Given request | The data must be returned in full and exactly as given.

Data shown |
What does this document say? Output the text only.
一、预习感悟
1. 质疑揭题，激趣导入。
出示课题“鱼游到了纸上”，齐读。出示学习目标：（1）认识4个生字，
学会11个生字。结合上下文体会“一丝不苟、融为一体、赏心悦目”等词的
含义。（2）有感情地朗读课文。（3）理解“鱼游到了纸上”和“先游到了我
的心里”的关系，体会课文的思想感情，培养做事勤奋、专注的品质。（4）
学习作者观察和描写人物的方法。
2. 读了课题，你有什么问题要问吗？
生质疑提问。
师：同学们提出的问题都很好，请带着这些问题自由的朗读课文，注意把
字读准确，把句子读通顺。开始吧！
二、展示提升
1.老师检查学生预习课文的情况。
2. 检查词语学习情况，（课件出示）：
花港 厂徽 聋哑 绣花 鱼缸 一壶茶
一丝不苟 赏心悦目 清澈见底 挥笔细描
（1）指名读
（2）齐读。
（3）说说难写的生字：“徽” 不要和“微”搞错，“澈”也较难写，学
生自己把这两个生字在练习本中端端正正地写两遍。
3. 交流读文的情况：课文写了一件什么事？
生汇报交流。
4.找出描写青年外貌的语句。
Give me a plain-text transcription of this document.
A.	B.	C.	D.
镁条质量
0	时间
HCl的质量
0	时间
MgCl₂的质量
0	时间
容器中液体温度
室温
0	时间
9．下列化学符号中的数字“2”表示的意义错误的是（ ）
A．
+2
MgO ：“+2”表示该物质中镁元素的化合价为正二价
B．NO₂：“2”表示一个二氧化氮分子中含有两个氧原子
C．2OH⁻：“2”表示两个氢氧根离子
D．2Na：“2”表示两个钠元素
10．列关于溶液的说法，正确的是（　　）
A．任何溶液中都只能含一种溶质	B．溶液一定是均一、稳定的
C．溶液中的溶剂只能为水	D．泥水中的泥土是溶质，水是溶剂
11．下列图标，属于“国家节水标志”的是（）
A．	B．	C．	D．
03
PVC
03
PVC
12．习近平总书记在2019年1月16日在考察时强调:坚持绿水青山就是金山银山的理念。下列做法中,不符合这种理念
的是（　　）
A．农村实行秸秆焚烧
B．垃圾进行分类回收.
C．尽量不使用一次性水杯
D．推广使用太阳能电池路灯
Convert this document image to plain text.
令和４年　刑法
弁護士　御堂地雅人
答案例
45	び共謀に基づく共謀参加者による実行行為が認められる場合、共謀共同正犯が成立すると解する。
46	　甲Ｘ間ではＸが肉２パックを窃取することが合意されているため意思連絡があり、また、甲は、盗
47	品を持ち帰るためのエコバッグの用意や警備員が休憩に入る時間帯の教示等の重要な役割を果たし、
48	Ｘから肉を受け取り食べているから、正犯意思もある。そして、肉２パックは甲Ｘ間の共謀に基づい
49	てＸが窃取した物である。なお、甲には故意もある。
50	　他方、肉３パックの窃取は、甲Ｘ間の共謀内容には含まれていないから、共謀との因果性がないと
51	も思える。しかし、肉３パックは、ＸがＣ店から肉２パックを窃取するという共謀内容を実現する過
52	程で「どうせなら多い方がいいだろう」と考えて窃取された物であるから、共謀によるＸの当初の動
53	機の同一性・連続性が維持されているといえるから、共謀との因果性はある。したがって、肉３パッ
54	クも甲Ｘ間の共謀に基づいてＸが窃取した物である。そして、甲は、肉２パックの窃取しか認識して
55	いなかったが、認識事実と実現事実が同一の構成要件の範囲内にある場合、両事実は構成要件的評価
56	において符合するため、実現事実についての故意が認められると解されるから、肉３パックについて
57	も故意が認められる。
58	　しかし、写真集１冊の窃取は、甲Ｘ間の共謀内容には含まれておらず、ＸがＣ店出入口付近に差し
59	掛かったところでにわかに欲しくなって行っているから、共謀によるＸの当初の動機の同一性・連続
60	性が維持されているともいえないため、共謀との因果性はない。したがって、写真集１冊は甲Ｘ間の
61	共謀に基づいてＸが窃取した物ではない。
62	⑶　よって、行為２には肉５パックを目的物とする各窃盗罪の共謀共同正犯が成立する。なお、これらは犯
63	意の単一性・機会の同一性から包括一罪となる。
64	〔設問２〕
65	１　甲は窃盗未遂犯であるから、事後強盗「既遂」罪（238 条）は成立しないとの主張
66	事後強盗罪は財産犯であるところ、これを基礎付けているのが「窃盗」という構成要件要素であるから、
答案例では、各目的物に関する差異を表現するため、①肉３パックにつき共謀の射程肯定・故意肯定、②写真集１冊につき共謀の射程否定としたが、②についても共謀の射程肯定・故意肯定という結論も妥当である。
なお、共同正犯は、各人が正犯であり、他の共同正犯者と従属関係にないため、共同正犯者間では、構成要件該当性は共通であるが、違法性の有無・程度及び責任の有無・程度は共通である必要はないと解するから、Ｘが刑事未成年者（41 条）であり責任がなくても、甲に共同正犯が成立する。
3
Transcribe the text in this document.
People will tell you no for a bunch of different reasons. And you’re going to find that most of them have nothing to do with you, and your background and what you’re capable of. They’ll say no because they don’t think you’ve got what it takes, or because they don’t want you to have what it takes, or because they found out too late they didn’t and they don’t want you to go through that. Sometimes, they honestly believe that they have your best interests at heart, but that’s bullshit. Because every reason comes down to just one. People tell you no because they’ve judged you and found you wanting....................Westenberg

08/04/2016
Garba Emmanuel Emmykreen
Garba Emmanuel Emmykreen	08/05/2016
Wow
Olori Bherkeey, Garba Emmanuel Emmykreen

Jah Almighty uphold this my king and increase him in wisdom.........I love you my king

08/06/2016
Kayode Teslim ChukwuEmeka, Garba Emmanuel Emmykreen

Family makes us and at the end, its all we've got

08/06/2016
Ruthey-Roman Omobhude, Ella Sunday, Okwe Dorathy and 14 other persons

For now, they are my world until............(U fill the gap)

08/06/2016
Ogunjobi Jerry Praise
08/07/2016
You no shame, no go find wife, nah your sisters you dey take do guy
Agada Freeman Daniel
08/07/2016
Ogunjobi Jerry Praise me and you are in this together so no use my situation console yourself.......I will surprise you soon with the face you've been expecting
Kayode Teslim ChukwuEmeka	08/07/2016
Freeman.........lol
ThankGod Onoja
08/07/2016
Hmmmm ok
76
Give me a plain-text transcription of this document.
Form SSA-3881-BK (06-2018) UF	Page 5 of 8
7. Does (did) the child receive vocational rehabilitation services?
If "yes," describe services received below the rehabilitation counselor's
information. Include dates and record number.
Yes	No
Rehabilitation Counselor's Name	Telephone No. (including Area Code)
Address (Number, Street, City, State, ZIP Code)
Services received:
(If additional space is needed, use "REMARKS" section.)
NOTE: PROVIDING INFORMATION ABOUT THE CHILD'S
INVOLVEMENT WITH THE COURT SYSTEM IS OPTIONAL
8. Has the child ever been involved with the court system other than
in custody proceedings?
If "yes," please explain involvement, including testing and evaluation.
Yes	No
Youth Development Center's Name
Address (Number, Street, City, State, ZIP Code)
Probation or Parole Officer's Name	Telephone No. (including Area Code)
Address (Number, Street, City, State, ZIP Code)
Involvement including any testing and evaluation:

Answer to the exercise |
What does this document say? Output the text only.
一、预习感悟
1. 质疑揭题，激趣导入。
出示课题“鱼游到了纸上”，齐读。出示学习目标：（1）认识4个生字，
学会11个生字。结合上下文体会“一丝不苟、融为一体、赏心悦目”等词的
含义。（2）有感情地朗读课文。（3）理解“鱼游到了纸上”和“先游到了我
的心里”的关系，体会课文的思想感情，培养做事勤奋、专注的品质。（4）
学习作者观察和描写人物的方法。
2. 读了课题，你有什么问题要问吗？
生质疑提问。
师：同学们提出的问题都很好，请带着这些问题自由的朗读课文，注意把
字读准确，把句子读通顺。开始吧！
二、展示提升
1.老师检查学生预习课文的情况。
2. 检查词语学习情况，（课件出示）：
花港 厂徽 聋哑 绣花 鱼缸 一壶茶
一丝不苟 赏心悦目 清澈见底 挥笔细描
（1）指名读
（2）齐读。
（3）说说难写的生字：“徽” 不要和“微”搞错，“澈”也较难写，学
生自己把这两个生字在练习本中端端正正地写两遍。
3. 交流读文的情况：课文写了一件什么事？
生汇报交流。
4.找出描写青年外貌的语句。
Give me a plain-text transcription of this document.
A.	B.	C.	D.
镁条质量
0	时间
HCl的质量
0	时间
MgCl₂的质量
0	时间
容器中液体温度
室温
0	时间
9．下列化学符号中的数字“2”表示的意义错误的是（ ）
A．
+2
MgO ：“+2”表示该物质中镁元素的化合价为正二价
B．NO₂：“2”表示一个二氧化氮分子中含有两个氧原子
C．2OH⁻：“2”表示两个氢氧根离子
D．2Na：“2”表示两个钠元素
10．列关于溶液的说法，正确的是（　　）
A．任何溶液中都只能含一种溶质	B．溶液一定是均一、稳定的
C．溶液中的溶剂只能为水	D．泥水中的泥土是溶质，水是溶剂
11．下列图标，属于“国家节水标志”的是（）
A．	B．	C．	D．
03
PVC
03
PVC
12．习近平总书记在2019年1月16日在考察时强调:坚持绿水青山就是金山银山的理念。下列做法中,不符合这种理念
的是（　　）
A．农村实行秸秆焚烧
B．垃圾进行分类回收.
C．尽量不使用一次性水杯
D．推广使用太阳能电池路灯
Convert this document image to plain text.
令和４年　刑法
弁護士　御堂地雅人
答案例
45	び共謀に基づく共謀参加者による実行行為が認められる場合、共謀共同正犯が成立すると解する。
46	　甲Ｘ間ではＸが肉２パックを窃取することが合意されているため意思連絡があり、また、甲は、盗
47	品を持ち帰るためのエコバッグの用意や警備員が休憩に入る時間帯の教示等の重要な役割を果たし、
48	Ｘから肉を受け取り食べているから、正犯意思もある。そして、肉２パックは甲Ｘ間の共謀に基づい
49	てＸが窃取した物である。なお、甲には故意もある。
50	　他方、肉３パックの窃取は、甲Ｘ間の共謀内容には含まれていないから、共謀との因果性がないと
51	も思える。しかし、肉３パックは、ＸがＣ店から肉２パックを窃取するという共謀内容を実現する過
52	程で「どうせなら多い方がいいだろう」と考えて窃取された物であるから、共謀によるＸの当初の動
53	機の同一性・連続性が維持されているといえるから、共謀との因果性はある。したがって、肉３パッ
54	クも甲Ｘ間の共謀に基づいてＸが窃取した物である。そして、甲は、肉２パックの窃取しか認識して
55	いなかったが、認識事実と実現事実が同一の構成要件の範囲内にある場合、両事実は構成要件的評価
56	において符合するため、実現事実についての故意が認められると解されるから、肉３パックについて
57	も故意が認められる。
58	　しかし、写真集１冊の窃取は、甲Ｘ間の共謀内容には含まれておらず、ＸがＣ店出入口付近に差し
59	掛かったところでにわかに欲しくなって行っているから、共謀によるＸの当初の動機の同一性・連続
60	性が維持されているともいえないため、共謀との因果性はない。したがって、写真集１冊は甲Ｘ間の
61	共謀に基づいてＸが窃取した物ではない。
62	⑶　よって、行為２には肉５パックを目的物とする各窃盗罪の共謀共同正犯が成立する。なお、これらは犯
63	意の単一性・機会の同一性から包括一罪となる。
64	〔設問２〕
65	１　甲は窃盗未遂犯であるから、事後強盗「既遂」罪（238 条）は成立しないとの主張
66	事後強盗罪は財産犯であるところ、これを基礎付けているのが「窃盗」という構成要件要素であるから、
答案例では、各目的物に関する差異を表現するため、①肉３パックにつき共謀の射程肯定・故意肯定、②写真集１冊につき共謀の射程否定としたが、②についても共謀の射程肯定・故意肯定という結論も妥当である。
なお、共同正犯は、各人が正犯であり、他の共同正犯者と従属関係にないため、共同正犯者間では、構成要件該当性は共通であるが、違法性の有無・程度及び責任の有無・程度は共通である必要はないと解するから、Ｘが刑事未成年者（41 条）であり責任がなくても、甲に共同正犯が成立する。
3
Transcribe the text in this document.
People will tell you no for a bunch of different reasons. And you’re going to find that most of them have nothing to do with you, and your background and what you’re capable of. They’ll say no because they don’t think you’ve got what it takes, or because they don’t want you to have what it takes, or because they found out too late they didn’t and they don’t want you to go through that. Sometimes, they honestly believe that they have your best interests at heart, but that’s bullshit. Because every reason comes down to just one. People tell you no because they’ve judged you and found you wanting....................Westenberg

08/04/2016
Garba Emmanuel Emmykreen
Garba Emmanuel Emmykreen	08/05/2016
Wow
Olori Bherkeey, Garba Emmanuel Emmykreen

Jah Almighty uphold this my king and increase him in wisdom.........I love you my king

08/06/2016
Kayode Teslim ChukwuEmeka, Garba Emmanuel Emmykreen

Family makes us and at the end, its all we've got

08/06/2016
Ruthey-Roman Omobhude, Ella Sunday, Okwe Dorathy and 14 other persons

For now, they are my world until............(U fill the gap)

08/06/2016
Ogunjobi Jerry Praise
08/07/2016
You no shame, no go find wife, nah your sisters you dey take do guy
Agada Freeman Daniel
08/07/2016
Ogunjobi Jerry Praise me and you are in this together so no use my situation console yourself.......I will surprise you soon with the face you've been expecting
Kayode Teslim ChukwuEmeka	08/07/2016
Freeman.........lol
ThankGod Onoja
08/07/2016
Hmmmm ok
76
Give me a plain-text transcription of this document.
Form SSA-3881-BK (06-2018) UF	Page 5 of 8
7. Does (did) the child receive vocational rehabilitation services?
If "yes," describe services received below the rehabilitation counselor's
information. Include dates and record number.
Yes	No
Rehabilitation Counselor's Name	Telephone No. (including Area Code)
Address (Number, Street, City, State, ZIP Code)
Services received:
(If additional space is needed, use "REMARKS" section.)
NOTE: PROVIDING INFORMATION ABOUT THE CHILD'S
INVOLVEMENT WITH THE COURT SYSTEM IS OPTIONAL
8. Has the child ever been involved with the court system other than
in custody proceedings?
If "yes," please explain involvement, including testing and evaluation.
Yes	No
Youth Development Center's Name
Address (Number, Street, City, State, ZIP Code)
Probation or Parole Officer's Name	Telephone No. (including Area Code)
Address (Number, Street, City, State, ZIP Code)
Involvement including any testing and evaluation:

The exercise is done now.